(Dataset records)
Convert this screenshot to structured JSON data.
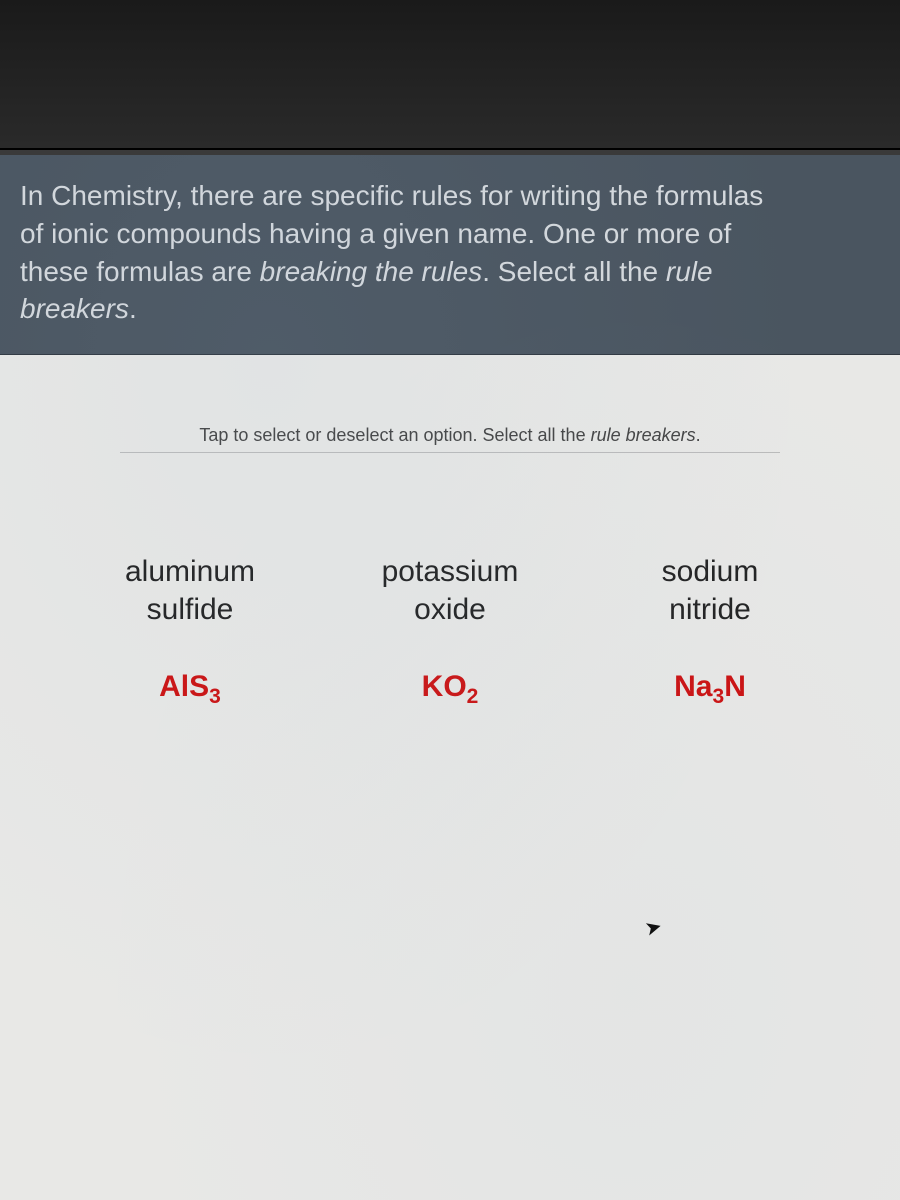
{
  "question": {
    "line1": "In Chemistry, there are specific rules for writing the formulas",
    "line2": "of ionic compounds having a given name. One or more of",
    "line3a": "these formulas are ",
    "line3b_italic": "breaking the rules",
    "line3c": ". Select all the ",
    "line3d_italic": "rule",
    "line4_italic": "breakers",
    "line4_end": "."
  },
  "instruction": {
    "prefix": "Tap to select or deselect an option. Select all the ",
    "italic": "rule breakers",
    "suffix": "."
  },
  "options": [
    {
      "name_line1": "aluminum",
      "name_line2": "sulfide",
      "formula_parts": [
        {
          "t": "AlS",
          "sub": false
        },
        {
          "t": "3",
          "sub": true
        }
      ]
    },
    {
      "name_line1": "potassium",
      "name_line2": "oxide",
      "formula_parts": [
        {
          "t": "KO",
          "sub": false
        },
        {
          "t": "2",
          "sub": true
        }
      ]
    },
    {
      "name_line1": "sodium",
      "name_line2": "nitride",
      "formula_parts": [
        {
          "t": "Na",
          "sub": false
        },
        {
          "t": "3",
          "sub": true
        },
        {
          "t": "N",
          "sub": false
        }
      ]
    }
  ],
  "colors": {
    "header_bg": "#4a5560",
    "screen_bg": "#e8e8e6",
    "formula_color": "#c11"
  }
}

Task directions
Restate the data above word for word. Skip every picture.

Exercise result
Convert this screenshot to structured JSON data.
{
  "question": {
    "line1": "In Chemistry, there are specific rules for writing the formulas",
    "line2": "of ionic compounds having a given name. One or more of",
    "line3a": "these formulas are ",
    "line3b_italic": "breaking the rules",
    "line3c": ". Select all the ",
    "line3d_italic": "rule",
    "line4_italic": "breakers",
    "line4_end": "."
  },
  "instruction": {
    "prefix": "Tap to select or deselect an option. Select all the ",
    "italic": "rule breakers",
    "suffix": "."
  },
  "options": [
    {
      "name_line1": "aluminum",
      "name_line2": "sulfide",
      "formula_parts": [
        {
          "t": "AlS",
          "sub": false
        },
        {
          "t": "3",
          "sub": true
        }
      ]
    },
    {
      "name_line1": "potassium",
      "name_line2": "oxide",
      "formula_parts": [
        {
          "t": "KO",
          "sub": false
        },
        {
          "t": "2",
          "sub": true
        }
      ]
    },
    {
      "name_line1": "sodium",
      "name_line2": "nitride",
      "formula_parts": [
        {
          "t": "Na",
          "sub": false
        },
        {
          "t": "3",
          "sub": true
        },
        {
          "t": "N",
          "sub": false
        }
      ]
    }
  ],
  "colors": {
    "header_bg": "#4a5560",
    "screen_bg": "#e8e8e6",
    "formula_color": "#c11"
  }
}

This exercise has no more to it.